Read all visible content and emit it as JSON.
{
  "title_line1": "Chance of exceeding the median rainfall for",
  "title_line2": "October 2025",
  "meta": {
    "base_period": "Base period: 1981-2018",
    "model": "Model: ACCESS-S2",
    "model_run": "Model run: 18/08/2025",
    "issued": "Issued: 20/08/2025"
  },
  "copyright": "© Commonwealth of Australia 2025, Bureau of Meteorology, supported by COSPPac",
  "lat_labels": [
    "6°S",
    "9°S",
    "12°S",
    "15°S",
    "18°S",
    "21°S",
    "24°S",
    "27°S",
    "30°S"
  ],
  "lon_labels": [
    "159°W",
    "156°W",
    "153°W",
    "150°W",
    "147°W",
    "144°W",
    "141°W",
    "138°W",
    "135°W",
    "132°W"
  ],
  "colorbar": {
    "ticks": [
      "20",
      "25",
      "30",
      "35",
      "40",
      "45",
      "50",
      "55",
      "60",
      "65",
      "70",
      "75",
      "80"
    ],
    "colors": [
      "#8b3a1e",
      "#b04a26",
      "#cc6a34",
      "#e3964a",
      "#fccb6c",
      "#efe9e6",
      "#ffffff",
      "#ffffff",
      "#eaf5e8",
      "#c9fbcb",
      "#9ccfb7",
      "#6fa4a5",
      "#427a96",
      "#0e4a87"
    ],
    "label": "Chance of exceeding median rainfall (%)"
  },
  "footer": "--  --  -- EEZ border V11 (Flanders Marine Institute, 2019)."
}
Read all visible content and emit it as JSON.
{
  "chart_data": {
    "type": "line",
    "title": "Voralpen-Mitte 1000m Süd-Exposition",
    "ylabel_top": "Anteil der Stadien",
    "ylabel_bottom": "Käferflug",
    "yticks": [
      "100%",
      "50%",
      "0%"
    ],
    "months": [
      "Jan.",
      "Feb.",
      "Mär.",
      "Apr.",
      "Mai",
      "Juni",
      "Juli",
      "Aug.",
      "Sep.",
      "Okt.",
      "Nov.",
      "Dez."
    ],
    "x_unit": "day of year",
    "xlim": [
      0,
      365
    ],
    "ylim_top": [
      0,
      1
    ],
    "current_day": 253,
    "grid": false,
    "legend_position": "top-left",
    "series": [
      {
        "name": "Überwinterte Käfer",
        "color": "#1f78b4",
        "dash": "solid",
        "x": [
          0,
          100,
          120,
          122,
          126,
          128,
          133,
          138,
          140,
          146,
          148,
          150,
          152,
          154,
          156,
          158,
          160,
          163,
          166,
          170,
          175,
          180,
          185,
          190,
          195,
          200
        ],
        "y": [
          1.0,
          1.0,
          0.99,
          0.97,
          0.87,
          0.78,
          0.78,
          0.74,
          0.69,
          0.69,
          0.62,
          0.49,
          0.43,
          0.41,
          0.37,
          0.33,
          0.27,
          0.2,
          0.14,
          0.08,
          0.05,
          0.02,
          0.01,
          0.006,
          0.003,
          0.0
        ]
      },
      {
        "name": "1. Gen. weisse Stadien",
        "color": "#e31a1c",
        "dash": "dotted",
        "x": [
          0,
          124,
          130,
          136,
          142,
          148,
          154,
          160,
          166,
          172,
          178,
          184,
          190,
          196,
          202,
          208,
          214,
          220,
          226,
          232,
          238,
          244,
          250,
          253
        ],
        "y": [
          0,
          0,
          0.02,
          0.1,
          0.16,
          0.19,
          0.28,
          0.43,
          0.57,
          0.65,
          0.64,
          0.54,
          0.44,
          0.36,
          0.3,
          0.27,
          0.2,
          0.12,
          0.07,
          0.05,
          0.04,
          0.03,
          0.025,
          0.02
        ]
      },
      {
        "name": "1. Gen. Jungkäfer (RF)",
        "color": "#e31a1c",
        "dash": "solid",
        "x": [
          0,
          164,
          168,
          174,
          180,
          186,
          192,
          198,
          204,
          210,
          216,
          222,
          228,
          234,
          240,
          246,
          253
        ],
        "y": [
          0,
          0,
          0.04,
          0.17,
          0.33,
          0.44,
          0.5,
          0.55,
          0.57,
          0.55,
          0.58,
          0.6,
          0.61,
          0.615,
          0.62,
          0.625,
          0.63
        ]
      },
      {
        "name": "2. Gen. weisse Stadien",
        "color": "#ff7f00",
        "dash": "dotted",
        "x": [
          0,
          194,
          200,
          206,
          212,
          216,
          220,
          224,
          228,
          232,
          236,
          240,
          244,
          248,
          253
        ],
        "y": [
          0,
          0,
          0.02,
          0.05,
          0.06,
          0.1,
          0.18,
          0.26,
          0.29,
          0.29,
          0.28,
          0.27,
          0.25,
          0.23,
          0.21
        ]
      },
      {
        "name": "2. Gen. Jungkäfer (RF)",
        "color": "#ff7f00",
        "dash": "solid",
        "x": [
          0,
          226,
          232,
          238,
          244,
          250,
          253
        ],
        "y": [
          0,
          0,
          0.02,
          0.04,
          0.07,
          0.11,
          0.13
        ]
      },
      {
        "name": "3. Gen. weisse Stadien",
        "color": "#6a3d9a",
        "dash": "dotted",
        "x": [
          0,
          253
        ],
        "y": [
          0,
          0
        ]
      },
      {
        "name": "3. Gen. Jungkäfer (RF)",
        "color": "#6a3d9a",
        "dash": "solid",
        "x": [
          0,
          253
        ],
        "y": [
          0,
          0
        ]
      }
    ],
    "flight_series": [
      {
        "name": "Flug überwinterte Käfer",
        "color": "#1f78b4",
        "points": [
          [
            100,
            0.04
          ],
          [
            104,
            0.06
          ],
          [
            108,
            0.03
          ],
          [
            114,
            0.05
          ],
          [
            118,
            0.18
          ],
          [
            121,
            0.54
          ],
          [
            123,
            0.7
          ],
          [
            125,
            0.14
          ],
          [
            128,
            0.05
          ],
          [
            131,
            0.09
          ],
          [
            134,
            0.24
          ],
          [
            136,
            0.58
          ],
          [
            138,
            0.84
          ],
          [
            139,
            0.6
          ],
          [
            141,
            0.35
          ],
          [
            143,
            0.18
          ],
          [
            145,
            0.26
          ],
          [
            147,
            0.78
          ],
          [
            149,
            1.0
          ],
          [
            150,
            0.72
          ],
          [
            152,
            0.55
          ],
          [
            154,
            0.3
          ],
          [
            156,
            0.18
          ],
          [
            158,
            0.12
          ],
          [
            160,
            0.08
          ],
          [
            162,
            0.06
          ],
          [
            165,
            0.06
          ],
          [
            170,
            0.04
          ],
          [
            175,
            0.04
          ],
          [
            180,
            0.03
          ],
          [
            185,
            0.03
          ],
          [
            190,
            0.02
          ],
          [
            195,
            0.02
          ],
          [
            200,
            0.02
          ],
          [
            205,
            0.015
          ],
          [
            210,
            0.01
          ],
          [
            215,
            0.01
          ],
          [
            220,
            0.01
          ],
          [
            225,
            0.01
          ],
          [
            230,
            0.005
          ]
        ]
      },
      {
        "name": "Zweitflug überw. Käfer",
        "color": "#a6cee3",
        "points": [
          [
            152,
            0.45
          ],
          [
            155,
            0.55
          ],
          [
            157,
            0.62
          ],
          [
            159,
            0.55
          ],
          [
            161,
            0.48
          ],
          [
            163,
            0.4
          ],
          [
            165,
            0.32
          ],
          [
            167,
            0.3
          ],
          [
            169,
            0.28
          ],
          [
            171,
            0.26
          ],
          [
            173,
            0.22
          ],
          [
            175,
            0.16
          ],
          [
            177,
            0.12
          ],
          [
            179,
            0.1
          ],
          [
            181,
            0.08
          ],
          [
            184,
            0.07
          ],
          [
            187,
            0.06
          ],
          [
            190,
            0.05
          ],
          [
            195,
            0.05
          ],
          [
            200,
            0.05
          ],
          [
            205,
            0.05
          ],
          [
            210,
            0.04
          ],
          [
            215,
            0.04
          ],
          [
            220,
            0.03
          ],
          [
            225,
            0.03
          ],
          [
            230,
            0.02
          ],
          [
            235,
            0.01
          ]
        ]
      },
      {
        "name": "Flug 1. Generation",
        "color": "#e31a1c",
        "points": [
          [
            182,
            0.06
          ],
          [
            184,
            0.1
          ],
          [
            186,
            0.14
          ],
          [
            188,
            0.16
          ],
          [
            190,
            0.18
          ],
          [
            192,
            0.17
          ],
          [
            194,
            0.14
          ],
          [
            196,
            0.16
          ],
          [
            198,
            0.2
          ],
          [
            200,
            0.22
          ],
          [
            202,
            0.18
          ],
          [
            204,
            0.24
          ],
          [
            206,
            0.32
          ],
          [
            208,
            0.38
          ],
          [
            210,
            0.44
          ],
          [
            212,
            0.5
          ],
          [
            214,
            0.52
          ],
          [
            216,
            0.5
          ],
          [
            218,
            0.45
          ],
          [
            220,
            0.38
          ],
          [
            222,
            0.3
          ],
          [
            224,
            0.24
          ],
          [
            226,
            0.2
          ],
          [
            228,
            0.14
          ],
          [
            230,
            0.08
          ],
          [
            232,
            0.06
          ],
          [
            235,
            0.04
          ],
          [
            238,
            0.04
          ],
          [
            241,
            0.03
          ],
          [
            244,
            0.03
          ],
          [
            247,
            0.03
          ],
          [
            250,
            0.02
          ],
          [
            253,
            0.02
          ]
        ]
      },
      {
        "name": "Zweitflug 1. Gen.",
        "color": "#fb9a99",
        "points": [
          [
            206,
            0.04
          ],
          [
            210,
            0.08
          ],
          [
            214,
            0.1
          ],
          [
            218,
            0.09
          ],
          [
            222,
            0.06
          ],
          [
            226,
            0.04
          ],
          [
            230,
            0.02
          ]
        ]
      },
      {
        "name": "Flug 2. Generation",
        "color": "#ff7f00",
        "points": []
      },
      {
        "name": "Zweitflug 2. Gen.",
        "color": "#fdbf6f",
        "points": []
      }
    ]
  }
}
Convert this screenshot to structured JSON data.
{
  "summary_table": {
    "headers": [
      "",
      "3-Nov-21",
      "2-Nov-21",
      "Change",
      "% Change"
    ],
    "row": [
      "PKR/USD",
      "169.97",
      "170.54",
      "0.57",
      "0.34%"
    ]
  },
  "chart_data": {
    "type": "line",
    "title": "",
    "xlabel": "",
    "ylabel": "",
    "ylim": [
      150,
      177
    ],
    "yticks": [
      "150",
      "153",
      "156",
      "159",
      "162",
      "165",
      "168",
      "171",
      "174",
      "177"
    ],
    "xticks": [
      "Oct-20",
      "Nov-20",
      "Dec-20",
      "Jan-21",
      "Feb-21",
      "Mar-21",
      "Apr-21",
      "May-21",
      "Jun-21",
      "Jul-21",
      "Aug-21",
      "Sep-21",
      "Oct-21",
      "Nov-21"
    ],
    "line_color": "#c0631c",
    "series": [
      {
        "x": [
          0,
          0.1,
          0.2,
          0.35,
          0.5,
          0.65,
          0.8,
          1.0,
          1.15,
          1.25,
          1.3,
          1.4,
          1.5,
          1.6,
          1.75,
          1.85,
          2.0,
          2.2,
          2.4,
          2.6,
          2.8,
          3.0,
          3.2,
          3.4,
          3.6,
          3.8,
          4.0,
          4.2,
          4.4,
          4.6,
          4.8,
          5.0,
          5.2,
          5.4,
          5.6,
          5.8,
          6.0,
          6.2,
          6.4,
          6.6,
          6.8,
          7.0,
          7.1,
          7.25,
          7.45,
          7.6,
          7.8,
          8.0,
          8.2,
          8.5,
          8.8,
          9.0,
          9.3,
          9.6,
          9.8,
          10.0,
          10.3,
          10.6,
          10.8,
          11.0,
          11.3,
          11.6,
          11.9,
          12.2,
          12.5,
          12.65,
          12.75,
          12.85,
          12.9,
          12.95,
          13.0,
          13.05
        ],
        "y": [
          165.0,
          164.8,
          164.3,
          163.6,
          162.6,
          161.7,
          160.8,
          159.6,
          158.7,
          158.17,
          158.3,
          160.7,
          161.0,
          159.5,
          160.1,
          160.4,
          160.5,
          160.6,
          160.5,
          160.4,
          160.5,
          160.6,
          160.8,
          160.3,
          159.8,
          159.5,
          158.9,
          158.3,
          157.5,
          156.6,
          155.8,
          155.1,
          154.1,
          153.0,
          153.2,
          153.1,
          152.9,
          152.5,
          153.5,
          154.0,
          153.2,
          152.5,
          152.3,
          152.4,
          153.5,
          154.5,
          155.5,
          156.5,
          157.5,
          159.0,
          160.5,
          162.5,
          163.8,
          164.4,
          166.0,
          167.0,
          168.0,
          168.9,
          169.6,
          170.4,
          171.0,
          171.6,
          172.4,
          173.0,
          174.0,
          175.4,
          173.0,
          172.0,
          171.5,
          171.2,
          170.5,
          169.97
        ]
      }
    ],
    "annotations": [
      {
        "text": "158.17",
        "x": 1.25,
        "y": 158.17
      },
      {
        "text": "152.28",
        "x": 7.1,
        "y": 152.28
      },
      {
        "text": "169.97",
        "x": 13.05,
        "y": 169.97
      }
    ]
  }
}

******************************

__GIVEN INSTRUCTION__: In the records above, how many lines contain the string "Jungkäfer"? State that number only.

__RESPONSE TO THIS TASK__: 3